───── Data listing ─────

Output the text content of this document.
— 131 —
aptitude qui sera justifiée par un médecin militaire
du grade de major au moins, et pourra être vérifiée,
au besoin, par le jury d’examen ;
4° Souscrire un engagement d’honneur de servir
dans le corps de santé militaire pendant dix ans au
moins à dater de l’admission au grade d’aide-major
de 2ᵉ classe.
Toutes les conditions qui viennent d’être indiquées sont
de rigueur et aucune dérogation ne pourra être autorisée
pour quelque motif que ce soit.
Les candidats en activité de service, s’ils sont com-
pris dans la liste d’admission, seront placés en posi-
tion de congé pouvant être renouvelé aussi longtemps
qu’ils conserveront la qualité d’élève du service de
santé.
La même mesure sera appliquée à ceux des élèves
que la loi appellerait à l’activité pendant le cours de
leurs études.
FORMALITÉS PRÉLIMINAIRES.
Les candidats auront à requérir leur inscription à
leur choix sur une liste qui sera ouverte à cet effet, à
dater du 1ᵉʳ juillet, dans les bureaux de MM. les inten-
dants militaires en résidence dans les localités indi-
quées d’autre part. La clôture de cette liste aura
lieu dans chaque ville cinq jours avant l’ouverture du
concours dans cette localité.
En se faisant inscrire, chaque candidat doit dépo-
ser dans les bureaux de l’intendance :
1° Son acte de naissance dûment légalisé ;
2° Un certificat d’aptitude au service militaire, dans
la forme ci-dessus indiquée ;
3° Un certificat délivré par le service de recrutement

─────

#### Written problem:
Would you write down every record again, exactly?

#### Output for this task:
Output the text content of this document.
— 131 —
aptitude qui sera justifiée par un médecin militaire
du grade de major au moins, et pourra être vérifiée,
au besoin, par le jury d’examen ;
4° Souscrire un engagement d’honneur de servir
dans le corps de santé militaire pendant dix ans au
moins à dater de l’admission au grade d’aide-major
de 2ᵉ classe.
Toutes les conditions qui viennent d’être indiquées sont
de rigueur et aucune dérogation ne pourra être autorisée
pour quelque motif que ce soit.
Les candidats en activité de service, s’ils sont com-
pris dans la liste d’admission, seront placés en posi-
tion de congé pouvant être renouvelé aussi longtemps
qu’ils conserveront la qualité d’élève du service de
santé.
La même mesure sera appliquée à ceux des élèves
que la loi appellerait à l’activité pendant le cours de
leurs études.
FORMALITÉS PRÉLIMINAIRES.
Les candidats auront à requérir leur inscription à
leur choix sur une liste qui sera ouverte à cet effet, à
dater du 1ᵉʳ juillet, dans les bureaux de MM. les inten-
dants militaires en résidence dans les localités indi-
quées d’autre part. La clôture de cette liste aura
lieu dans chaque ville cinq jours avant l’ouverture du
concours dans cette localité.
En se faisant inscrire, chaque candidat doit dépo-
ser dans les bureaux de l’intendance :
1° Son acte de naissance dûment légalisé ;
2° Un certificat d’aptitude au service militaire, dans
la forme ci-dessus indiquée ;
3° Un certificat délivré par le service de recrutement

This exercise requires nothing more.